Working data:
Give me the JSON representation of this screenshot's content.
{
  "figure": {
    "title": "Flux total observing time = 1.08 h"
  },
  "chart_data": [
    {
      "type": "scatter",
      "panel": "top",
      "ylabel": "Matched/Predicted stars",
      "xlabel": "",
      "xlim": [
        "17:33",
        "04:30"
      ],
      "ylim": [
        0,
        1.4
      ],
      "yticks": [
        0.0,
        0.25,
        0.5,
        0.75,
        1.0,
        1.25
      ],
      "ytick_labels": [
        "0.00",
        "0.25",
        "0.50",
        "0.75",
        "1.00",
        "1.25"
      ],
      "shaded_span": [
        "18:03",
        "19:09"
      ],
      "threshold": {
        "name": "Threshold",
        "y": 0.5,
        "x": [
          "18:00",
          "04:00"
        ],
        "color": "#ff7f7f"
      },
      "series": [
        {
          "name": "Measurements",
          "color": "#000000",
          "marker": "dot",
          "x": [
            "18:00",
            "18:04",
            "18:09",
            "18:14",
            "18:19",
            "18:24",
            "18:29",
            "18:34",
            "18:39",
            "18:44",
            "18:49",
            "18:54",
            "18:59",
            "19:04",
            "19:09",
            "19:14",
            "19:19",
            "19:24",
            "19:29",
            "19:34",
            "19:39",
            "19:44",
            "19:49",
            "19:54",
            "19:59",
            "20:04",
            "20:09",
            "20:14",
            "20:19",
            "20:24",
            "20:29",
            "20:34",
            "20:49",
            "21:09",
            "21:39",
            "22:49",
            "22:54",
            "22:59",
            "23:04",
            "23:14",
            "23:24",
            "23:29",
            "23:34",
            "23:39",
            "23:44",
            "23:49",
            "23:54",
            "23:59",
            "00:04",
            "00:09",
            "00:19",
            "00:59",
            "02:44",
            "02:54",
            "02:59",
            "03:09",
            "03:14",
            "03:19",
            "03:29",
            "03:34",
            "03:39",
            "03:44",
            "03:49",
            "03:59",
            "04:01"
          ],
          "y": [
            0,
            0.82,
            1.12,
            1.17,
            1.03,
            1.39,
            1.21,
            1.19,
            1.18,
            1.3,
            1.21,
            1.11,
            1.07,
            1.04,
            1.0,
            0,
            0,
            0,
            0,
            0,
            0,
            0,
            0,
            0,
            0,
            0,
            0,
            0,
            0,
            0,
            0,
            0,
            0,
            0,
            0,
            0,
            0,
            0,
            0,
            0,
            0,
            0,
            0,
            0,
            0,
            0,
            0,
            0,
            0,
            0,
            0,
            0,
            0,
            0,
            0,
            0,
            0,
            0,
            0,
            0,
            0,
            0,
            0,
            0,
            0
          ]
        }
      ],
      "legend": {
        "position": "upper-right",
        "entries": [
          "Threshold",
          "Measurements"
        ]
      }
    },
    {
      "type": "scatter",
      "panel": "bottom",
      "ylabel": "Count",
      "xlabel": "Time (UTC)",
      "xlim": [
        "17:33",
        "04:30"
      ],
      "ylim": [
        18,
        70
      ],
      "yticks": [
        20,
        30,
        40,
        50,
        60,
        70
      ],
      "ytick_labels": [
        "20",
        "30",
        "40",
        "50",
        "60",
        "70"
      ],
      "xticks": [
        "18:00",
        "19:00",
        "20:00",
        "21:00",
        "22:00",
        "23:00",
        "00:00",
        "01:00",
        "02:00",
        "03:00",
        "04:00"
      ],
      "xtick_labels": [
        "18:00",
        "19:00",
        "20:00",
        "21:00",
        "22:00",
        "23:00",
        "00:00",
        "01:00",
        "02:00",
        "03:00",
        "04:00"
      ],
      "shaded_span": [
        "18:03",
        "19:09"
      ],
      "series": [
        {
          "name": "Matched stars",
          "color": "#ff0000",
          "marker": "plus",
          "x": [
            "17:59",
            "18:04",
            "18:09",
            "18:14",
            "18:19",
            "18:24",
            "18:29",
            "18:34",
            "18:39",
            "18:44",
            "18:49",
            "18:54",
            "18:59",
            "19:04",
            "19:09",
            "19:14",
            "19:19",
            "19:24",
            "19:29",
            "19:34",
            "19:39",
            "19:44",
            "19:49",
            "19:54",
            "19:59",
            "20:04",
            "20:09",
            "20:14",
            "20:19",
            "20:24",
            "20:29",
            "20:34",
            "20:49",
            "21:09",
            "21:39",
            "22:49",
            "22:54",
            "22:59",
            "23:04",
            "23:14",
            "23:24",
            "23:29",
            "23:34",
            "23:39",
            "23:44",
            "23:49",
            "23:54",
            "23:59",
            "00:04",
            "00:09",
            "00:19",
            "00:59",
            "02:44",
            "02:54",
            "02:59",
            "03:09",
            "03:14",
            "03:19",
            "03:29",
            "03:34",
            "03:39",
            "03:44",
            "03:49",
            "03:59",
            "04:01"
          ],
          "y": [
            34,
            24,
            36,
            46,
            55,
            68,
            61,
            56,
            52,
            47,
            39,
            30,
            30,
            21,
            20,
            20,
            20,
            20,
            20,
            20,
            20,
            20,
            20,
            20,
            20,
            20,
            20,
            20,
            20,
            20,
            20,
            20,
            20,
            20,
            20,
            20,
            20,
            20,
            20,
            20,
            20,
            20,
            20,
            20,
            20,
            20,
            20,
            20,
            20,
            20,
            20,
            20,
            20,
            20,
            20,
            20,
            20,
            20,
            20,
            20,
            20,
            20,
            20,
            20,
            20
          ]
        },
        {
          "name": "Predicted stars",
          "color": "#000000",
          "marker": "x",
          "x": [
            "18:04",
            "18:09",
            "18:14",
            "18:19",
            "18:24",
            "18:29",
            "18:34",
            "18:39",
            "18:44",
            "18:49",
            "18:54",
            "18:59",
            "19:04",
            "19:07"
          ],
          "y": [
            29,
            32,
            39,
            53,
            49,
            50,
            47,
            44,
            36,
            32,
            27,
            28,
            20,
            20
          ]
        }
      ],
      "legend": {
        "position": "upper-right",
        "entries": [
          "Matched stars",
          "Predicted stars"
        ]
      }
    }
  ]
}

Problem:
Take the listing above and write it out again exactly.

Response to the task:
Give me the JSON representation of this screenshot's content.
{
  "figure": {
    "title": "Flux total observing time = 1.08 h"
  },
  "chart_data": [
    {
      "type": "scatter",
      "panel": "top",
      "ylabel": "Matched/Predicted stars",
      "xlabel": "",
      "xlim": [
        "17:33",
        "04:30"
      ],
      "ylim": [
        0,
        1.4
      ],
      "yticks": [
        0.0,
        0.25,
        0.5,
        0.75,
        1.0,
        1.25
      ],
      "ytick_labels": [
        "0.00",
        "0.25",
        "0.50",
        "0.75",
        "1.00",
        "1.25"
      ],
      "shaded_span": [
        "18:03",
        "19:09"
      ],
      "threshold": {
        "name": "Threshold",
        "y": 0.5,
        "x": [
          "18:00",
          "04:00"
        ],
        "color": "#ff7f7f"
      },
      "series": [
        {
          "name": "Measurements",
          "color": "#000000",
          "marker": "dot",
          "x": [
            "18:00",
            "18:04",
            "18:09",
            "18:14",
            "18:19",
            "18:24",
            "18:29",
            "18:34",
            "18:39",
            "18:44",
            "18:49",
            "18:54",
            "18:59",
            "19:04",
            "19:09",
            "19:14",
            "19:19",
            "19:24",
            "19:29",
            "19:34",
            "19:39",
            "19:44",
            "19:49",
            "19:54",
            "19:59",
            "20:04",
            "20:09",
            "20:14",
            "20:19",
            "20:24",
            "20:29",
            "20:34",
            "20:49",
            "21:09",
            "21:39",
            "22:49",
            "22:54",
            "22:59",
            "23:04",
            "23:14",
            "23:24",
            "23:29",
            "23:34",
            "23:39",
            "23:44",
            "23:49",
            "23:54",
            "23:59",
            "00:04",
            "00:09",
            "00:19",
            "00:59",
            "02:44",
            "02:54",
            "02:59",
            "03:09",
            "03:14",
            "03:19",
            "03:29",
            "03:34",
            "03:39",
            "03:44",
            "03:49",
            "03:59",
            "04:01"
          ],
          "y": [
            0,
            0.82,
            1.12,
            1.17,
            1.03,
            1.39,
            1.21,
            1.19,
            1.18,
            1.3,
            1.21,
            1.11,
            1.07,
            1.04,
            1.0,
            0,
            0,
            0,
            0,
            0,
            0,
            0,
            0,
            0,
            0,
            0,
            0,
            0,
            0,
            0,
            0,
            0,
            0,
            0,
            0,
            0,
            0,
            0,
            0,
            0,
            0,
            0,
            0,
            0,
            0,
            0,
            0,
            0,
            0,
            0,
            0,
            0,
            0,
            0,
            0,
            0,
            0,
            0,
            0,
            0,
            0,
            0,
            0,
            0,
            0
          ]
        }
      ],
      "legend": {
        "position": "upper-right",
        "entries": [
          "Threshold",
          "Measurements"
        ]
      }
    },
    {
      "type": "scatter",
      "panel": "bottom",
      "ylabel": "Count",
      "xlabel": "Time (UTC)",
      "xlim": [
        "17:33",
        "04:30"
      ],
      "ylim": [
        18,
        70
      ],
      "yticks": [
        20,
        30,
        40,
        50,
        60,
        70
      ],
      "ytick_labels": [
        "20",
        "30",
        "40",
        "50",
        "60",
        "70"
      ],
      "xticks": [
        "18:00",
        "19:00",
        "20:00",
        "21:00",
        "22:00",
        "23:00",
        "00:00",
        "01:00",
        "02:00",
        "03:00",
        "04:00"
      ],
      "xtick_labels": [
        "18:00",
        "19:00",
        "20:00",
        "21:00",
        "22:00",
        "23:00",
        "00:00",
        "01:00",
        "02:00",
        "03:00",
        "04:00"
      ],
      "shaded_span": [
        "18:03",
        "19:09"
      ],
      "series": [
        {
          "name": "Matched stars",
          "color": "#ff0000",
          "marker": "plus",
          "x": [
            "17:59",
            "18:04",
            "18:09",
            "18:14",
            "18:19",
            "18:24",
            "18:29",
            "18:34",
            "18:39",
            "18:44",
            "18:49",
            "18:54",
            "18:59",
            "19:04",
            "19:09",
            "19:14",
            "19:19",
            "19:24",
            "19:29",
            "19:34",
            "19:39",
            "19:44",
            "19:49",
            "19:54",
            "19:59",
            "20:04",
            "20:09",
            "20:14",
            "20:19",
            "20:24",
            "20:29",
            "20:34",
            "20:49",
            "21:09",
            "21:39",
            "22:49",
            "22:54",
            "22:59",
            "23:04",
            "23:14",
            "23:24",
            "23:29",
            "23:34",
            "23:39",
            "23:44",
            "23:49",
            "23:54",
            "23:59",
            "00:04",
            "00:09",
            "00:19",
            "00:59",
            "02:44",
            "02:54",
            "02:59",
            "03:09",
            "03:14",
            "03:19",
            "03:29",
            "03:34",
            "03:39",
            "03:44",
            "03:49",
            "03:59",
            "04:01"
          ],
          "y": [
            34,
            24,
            36,
            46,
            55,
            68,
            61,
            56,
            52,
            47,
            39,
            30,
            30,
            21,
            20,
            20,
            20,
            20,
            20,
            20,
            20,
            20,
            20,
            20,
            20,
            20,
            20,
            20,
            20,
            20,
            20,
            20,
            20,
            20,
            20,
            20,
            20,
            20,
            20,
            20,
            20,
            20,
            20,
            20,
            20,
            20,
            20,
            20,
            20,
            20,
            20,
            20,
            20,
            20,
            20,
            20,
            20,
            20,
            20,
            20,
            20,
            20,
            20,
            20,
            20
          ]
        },
        {
          "name": "Predicted stars",
          "color": "#000000",
          "marker": "x",
          "x": [
            "18:04",
            "18:09",
            "18:14",
            "18:19",
            "18:24",
            "18:29",
            "18:34",
            "18:39",
            "18:44",
            "18:49",
            "18:54",
            "18:59",
            "19:04",
            "19:07"
          ],
          "y": [
            29,
            32,
            39,
            53,
            49,
            50,
            47,
            44,
            36,
            32,
            27,
            28,
            20,
            20
          ]
        }
      ],
      "legend": {
        "position": "upper-right",
        "entries": [
          "Matched stars",
          "Predicted stars"
        ]
      }
    }
  ]
}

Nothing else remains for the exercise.